Please transcribe the data below exactly. Leave the pictures out.

_Supplied information_.
============

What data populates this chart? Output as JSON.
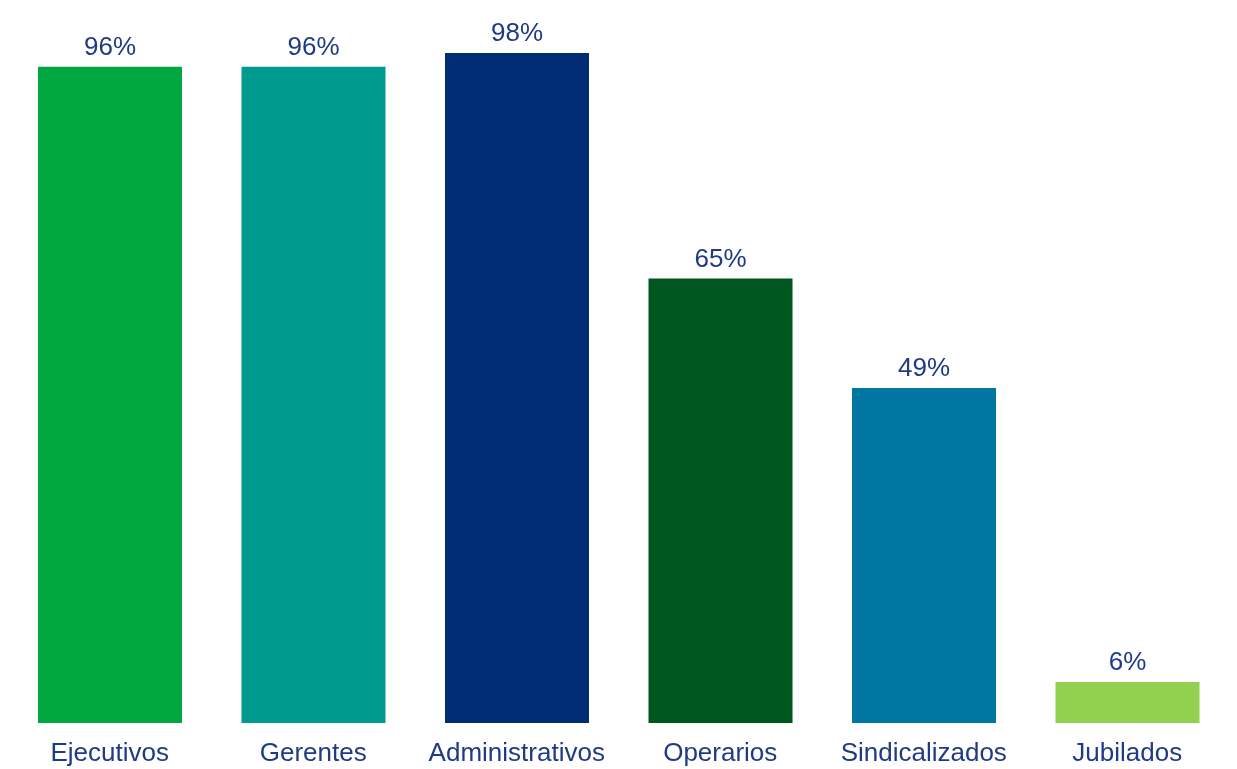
{
  "chart_data": {
    "type": "bar",
    "categories": [
      "Ejecutivos",
      "Gerentes",
      "Administrativos",
      "Operarios",
      "Sindicalizados",
      "Jubilados"
    ],
    "values": [
      96,
      96,
      98,
      65,
      49,
      6
    ],
    "value_labels": [
      "96%",
      "96%",
      "98%",
      "65%",
      "49%",
      "6%"
    ],
    "colors": [
      "#00a83f",
      "#009a8f",
      "#002d74",
      "#00561f",
      "#0077a3",
      "#92d050"
    ],
    "grid": false,
    "legend": false
  }
}
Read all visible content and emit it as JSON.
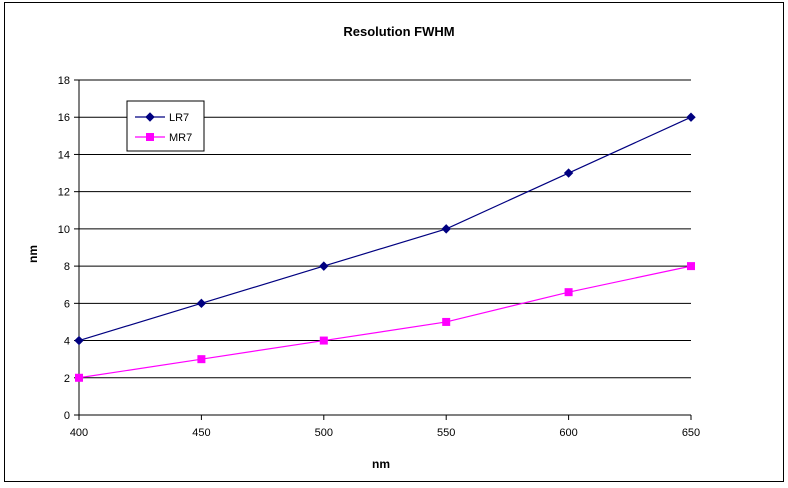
{
  "chart_data": {
    "type": "line",
    "title": "Resolution FWHM",
    "xlabel": "nm",
    "ylabel": "nm",
    "x": [
      400,
      450,
      500,
      550,
      600,
      650
    ],
    "xlim": [
      400,
      650
    ],
    "ylim": [
      0,
      18
    ],
    "x_ticks": [
      400,
      450,
      500,
      550,
      600,
      650
    ],
    "y_ticks": [
      0,
      2,
      4,
      6,
      8,
      10,
      12,
      14,
      16,
      18
    ],
    "grid": "horizontal",
    "legend_position": "top-left",
    "series": [
      {
        "name": "LR7",
        "values": [
          4,
          6,
          8,
          10,
          13,
          16
        ],
        "color": "#000080",
        "marker": "diamond"
      },
      {
        "name": "MR7",
        "values": [
          2,
          3,
          4,
          5,
          6.6,
          8
        ],
        "color": "#ff00ff",
        "marker": "square"
      }
    ]
  }
}
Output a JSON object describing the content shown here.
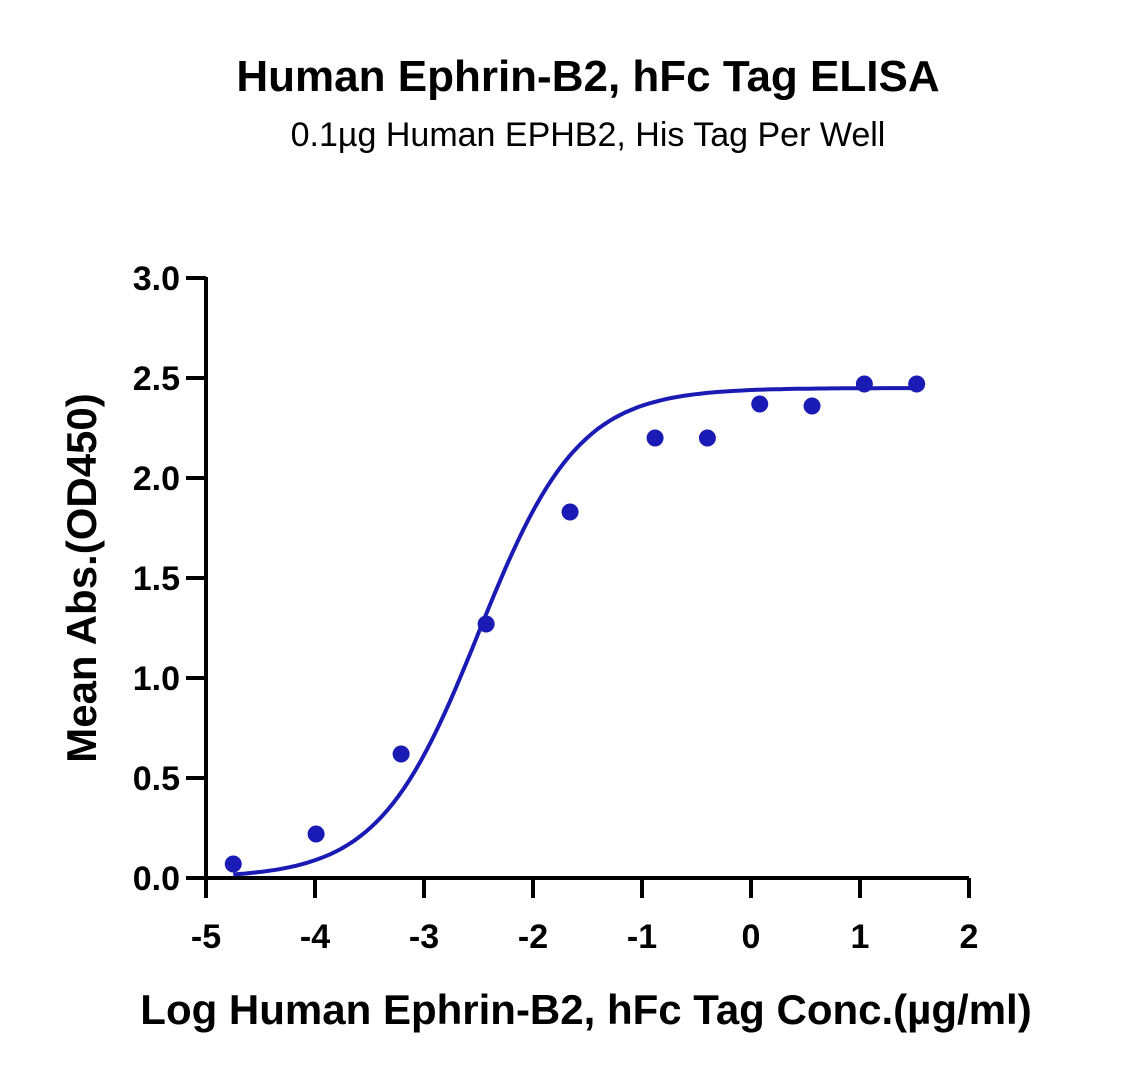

============

_Solution_.
What data populates this chart? Output as JSON.
{
  "chart_data": {
    "type": "bar",
    "categories": [
      "Ejecutivos",
      "Gerentes",
      "Administrativos",
      "Operarios",
      "Sindicalizados",
      "Jubilados"
    ],
    "values": [
      96,
      96,
      98,
      65,
      49,
      6
    ],
    "value_labels": [
      "96%",
      "96%",
      "98%",
      "65%",
      "49%",
      "6%"
    ],
    "colors": [
      "#00a83f",
      "#009a8f",
      "#002d74",
      "#00561f",
      "#0077a3",
      "#92d050"
    ],
    "grid": false,
    "legend": false
  }
}
Read all visible content and emit it as JSON.
{
  "chart_data": {
    "type": "line",
    "title": "Resolution FWHM",
    "xlabel": "nm",
    "ylabel": "nm",
    "x": [
      400,
      450,
      500,
      550,
      600,
      650
    ],
    "xlim": [
      400,
      650
    ],
    "ylim": [
      0,
      18
    ],
    "x_ticks": [
      400,
      450,
      500,
      550,
      600,
      650
    ],
    "y_ticks": [
      0,
      2,
      4,
      6,
      8,
      10,
      12,
      14,
      16,
      18
    ],
    "grid": "horizontal",
    "legend_position": "top-left",
    "series": [
      {
        "name": "LR7",
        "values": [
          4,
          6,
          8,
          10,
          13,
          16
        ],
        "color": "#000080",
        "marker": "diamond"
      },
      {
        "name": "MR7",
        "values": [
          2,
          3,
          4,
          5,
          6.6,
          8
        ],
        "color": "#ff00ff",
        "marker": "square"
      }
    ]
  }
}
Output a JSON object describing the content shown here.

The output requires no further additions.